* BEGIN Extracted information *

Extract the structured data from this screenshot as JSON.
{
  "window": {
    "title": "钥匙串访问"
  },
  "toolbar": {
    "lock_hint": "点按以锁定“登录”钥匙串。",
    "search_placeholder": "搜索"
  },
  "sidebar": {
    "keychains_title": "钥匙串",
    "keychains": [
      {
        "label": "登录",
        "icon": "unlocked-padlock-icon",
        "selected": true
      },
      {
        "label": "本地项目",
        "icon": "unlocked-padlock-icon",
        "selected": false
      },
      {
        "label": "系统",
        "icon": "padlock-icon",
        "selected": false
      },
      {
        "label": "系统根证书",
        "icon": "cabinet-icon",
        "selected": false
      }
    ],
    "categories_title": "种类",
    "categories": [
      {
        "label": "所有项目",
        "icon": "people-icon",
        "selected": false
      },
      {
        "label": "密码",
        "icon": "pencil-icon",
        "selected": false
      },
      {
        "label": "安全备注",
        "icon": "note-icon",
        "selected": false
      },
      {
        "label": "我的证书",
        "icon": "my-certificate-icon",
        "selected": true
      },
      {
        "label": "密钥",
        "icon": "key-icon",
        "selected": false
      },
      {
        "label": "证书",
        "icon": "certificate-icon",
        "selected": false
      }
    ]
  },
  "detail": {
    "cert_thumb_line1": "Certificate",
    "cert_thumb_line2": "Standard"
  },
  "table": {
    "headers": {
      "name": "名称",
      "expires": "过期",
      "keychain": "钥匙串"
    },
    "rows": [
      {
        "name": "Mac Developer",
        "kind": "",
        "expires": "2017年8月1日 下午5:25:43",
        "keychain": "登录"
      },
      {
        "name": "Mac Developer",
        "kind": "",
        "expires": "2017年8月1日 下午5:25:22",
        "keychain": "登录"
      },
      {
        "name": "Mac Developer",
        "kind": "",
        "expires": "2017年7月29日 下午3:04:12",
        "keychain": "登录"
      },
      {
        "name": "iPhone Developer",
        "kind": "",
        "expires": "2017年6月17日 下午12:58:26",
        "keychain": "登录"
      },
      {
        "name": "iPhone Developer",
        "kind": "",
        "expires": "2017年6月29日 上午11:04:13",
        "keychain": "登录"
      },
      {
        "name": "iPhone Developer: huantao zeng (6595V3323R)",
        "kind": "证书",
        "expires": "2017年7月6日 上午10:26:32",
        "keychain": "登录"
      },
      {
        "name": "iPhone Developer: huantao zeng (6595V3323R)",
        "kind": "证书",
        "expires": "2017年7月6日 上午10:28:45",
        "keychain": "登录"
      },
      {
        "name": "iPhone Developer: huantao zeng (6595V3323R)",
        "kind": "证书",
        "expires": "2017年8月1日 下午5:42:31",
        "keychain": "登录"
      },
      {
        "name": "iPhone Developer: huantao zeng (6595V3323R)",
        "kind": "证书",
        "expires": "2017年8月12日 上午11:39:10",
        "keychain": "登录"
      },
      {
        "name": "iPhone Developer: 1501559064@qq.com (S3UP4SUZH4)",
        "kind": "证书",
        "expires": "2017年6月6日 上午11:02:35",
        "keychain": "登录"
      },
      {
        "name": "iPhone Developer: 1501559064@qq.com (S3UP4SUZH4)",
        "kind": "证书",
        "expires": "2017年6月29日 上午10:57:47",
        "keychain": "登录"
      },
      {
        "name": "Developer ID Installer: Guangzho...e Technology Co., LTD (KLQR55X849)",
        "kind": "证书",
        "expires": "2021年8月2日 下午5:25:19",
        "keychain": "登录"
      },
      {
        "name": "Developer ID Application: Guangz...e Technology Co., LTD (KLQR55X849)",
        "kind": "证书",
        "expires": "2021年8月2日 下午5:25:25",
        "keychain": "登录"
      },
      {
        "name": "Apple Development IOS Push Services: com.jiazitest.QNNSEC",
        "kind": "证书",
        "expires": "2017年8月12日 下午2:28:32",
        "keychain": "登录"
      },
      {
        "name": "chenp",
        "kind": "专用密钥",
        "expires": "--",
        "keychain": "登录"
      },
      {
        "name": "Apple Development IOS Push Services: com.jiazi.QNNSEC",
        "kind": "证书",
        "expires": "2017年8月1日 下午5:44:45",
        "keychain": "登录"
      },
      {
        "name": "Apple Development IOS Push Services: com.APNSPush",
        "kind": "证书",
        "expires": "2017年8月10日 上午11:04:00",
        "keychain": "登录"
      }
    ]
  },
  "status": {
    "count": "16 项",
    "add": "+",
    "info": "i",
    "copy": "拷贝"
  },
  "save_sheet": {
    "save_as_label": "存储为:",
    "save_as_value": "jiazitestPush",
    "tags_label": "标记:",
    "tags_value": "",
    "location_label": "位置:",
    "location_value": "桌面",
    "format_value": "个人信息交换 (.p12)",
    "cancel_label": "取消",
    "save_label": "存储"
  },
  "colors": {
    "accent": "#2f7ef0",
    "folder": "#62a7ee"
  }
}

* END Extracted information *

[Job]: Each entry above is to be printed again exactly.

[Finished exercise]:
Extract the structured data from this screenshot as JSON.
{
  "window": {
    "title": "钥匙串访问"
  },
  "toolbar": {
    "lock_hint": "点按以锁定“登录”钥匙串。",
    "search_placeholder": "搜索"
  },
  "sidebar": {
    "keychains_title": "钥匙串",
    "keychains": [
      {
        "label": "登录",
        "icon": "unlocked-padlock-icon",
        "selected": true
      },
      {
        "label": "本地项目",
        "icon": "unlocked-padlock-icon",
        "selected": false
      },
      {
        "label": "系统",
        "icon": "padlock-icon",
        "selected": false
      },
      {
        "label": "系统根证书",
        "icon": "cabinet-icon",
        "selected": false
      }
    ],
    "categories_title": "种类",
    "categories": [
      {
        "label": "所有项目",
        "icon": "people-icon",
        "selected": false
      },
      {
        "label": "密码",
        "icon": "pencil-icon",
        "selected": false
      },
      {
        "label": "安全备注",
        "icon": "note-icon",
        "selected": false
      },
      {
        "label": "我的证书",
        "icon": "my-certificate-icon",
        "selected": true
      },
      {
        "label": "密钥",
        "icon": "key-icon",
        "selected": false
      },
      {
        "label": "证书",
        "icon": "certificate-icon",
        "selected": false
      }
    ]
  },
  "detail": {
    "cert_thumb_line1": "Certificate",
    "cert_thumb_line2": "Standard"
  },
  "table": {
    "headers": {
      "name": "名称",
      "expires": "过期",
      "keychain": "钥匙串"
    },
    "rows": [
      {
        "name": "Mac Developer",
        "kind": "",
        "expires": "2017年8月1日 下午5:25:43",
        "keychain": "登录"
      },
      {
        "name": "Mac Developer",
        "kind": "",
        "expires": "2017年8月1日 下午5:25:22",
        "keychain": "登录"
      },
      {
        "name": "Mac Developer",
        "kind": "",
        "expires": "2017年7月29日 下午3:04:12",
        "keychain": "登录"
      },
      {
        "name": "iPhone Developer",
        "kind": "",
        "expires": "2017年6月17日 下午12:58:26",
        "keychain": "登录"
      },
      {
        "name": "iPhone Developer",
        "kind": "",
        "expires": "2017年6月29日 上午11:04:13",
        "keychain": "登录"
      },
      {
        "name": "iPhone Developer: huantao zeng (6595V3323R)",
        "kind": "证书",
        "expires": "2017年7月6日 上午10:26:32",
        "keychain": "登录"
      },
      {
        "name": "iPhone Developer: huantao zeng (6595V3323R)",
        "kind": "证书",
        "expires": "2017年7月6日 上午10:28:45",
        "keychain": "登录"
      },
      {
        "name": "iPhone Developer: huantao zeng (6595V3323R)",
        "kind": "证书",
        "expires": "2017年8月1日 下午5:42:31",
        "keychain": "登录"
      },
      {
        "name": "iPhone Developer: huantao zeng (6595V3323R)",
        "kind": "证书",
        "expires": "2017年8月12日 上午11:39:10",
        "keychain": "登录"
      },
      {
        "name": "iPhone Developer: 1501559064@qq.com (S3UP4SUZH4)",
        "kind": "证书",
        "expires": "2017年6月6日 上午11:02:35",
        "keychain": "登录"
      },
      {
        "name": "iPhone Developer: 1501559064@qq.com (S3UP4SUZH4)",
        "kind": "证书",
        "expires": "2017年6月29日 上午10:57:47",
        "keychain": "登录"
      },
      {
        "name": "Developer ID Installer: Guangzho...e Technology Co., LTD (KLQR55X849)",
        "kind": "证书",
        "expires": "2021年8月2日 下午5:25:19",
        "keychain": "登录"
      },
      {
        "name": "Developer ID Application: Guangz...e Technology Co., LTD (KLQR55X849)",
        "kind": "证书",
        "expires": "2021年8月2日 下午5:25:25",
        "keychain": "登录"
      },
      {
        "name": "Apple Development IOS Push Services: com.jiazitest.QNNSEC",
        "kind": "证书",
        "expires": "2017年8月12日 下午2:28:32",
        "keychain": "登录"
      },
      {
        "name": "chenp",
        "kind": "专用密钥",
        "expires": "--",
        "keychain": "登录"
      },
      {
        "name": "Apple Development IOS Push Services: com.jiazi.QNNSEC",
        "kind": "证书",
        "expires": "2017年8月1日 下午5:44:45",
        "keychain": "登录"
      },
      {
        "name": "Apple Development IOS Push Services: com.APNSPush",
        "kind": "证书",
        "expires": "2017年8月10日 上午11:04:00",
        "keychain": "登录"
      }
    ]
  },
  "status": {
    "count": "16 项",
    "add": "+",
    "info": "i",
    "copy": "拷贝"
  },
  "save_sheet": {
    "save_as_label": "存储为:",
    "save_as_value": "jiazitestPush",
    "tags_label": "标记:",
    "tags_value": "",
    "location_label": "位置:",
    "location_value": "桌面",
    "format_value": "个人信息交换 (.p12)",
    "cancel_label": "取消",
    "save_label": "存储"
  },
  "colors": {
    "accent": "#2f7ef0",
    "folder": "#62a7ee"
  }
}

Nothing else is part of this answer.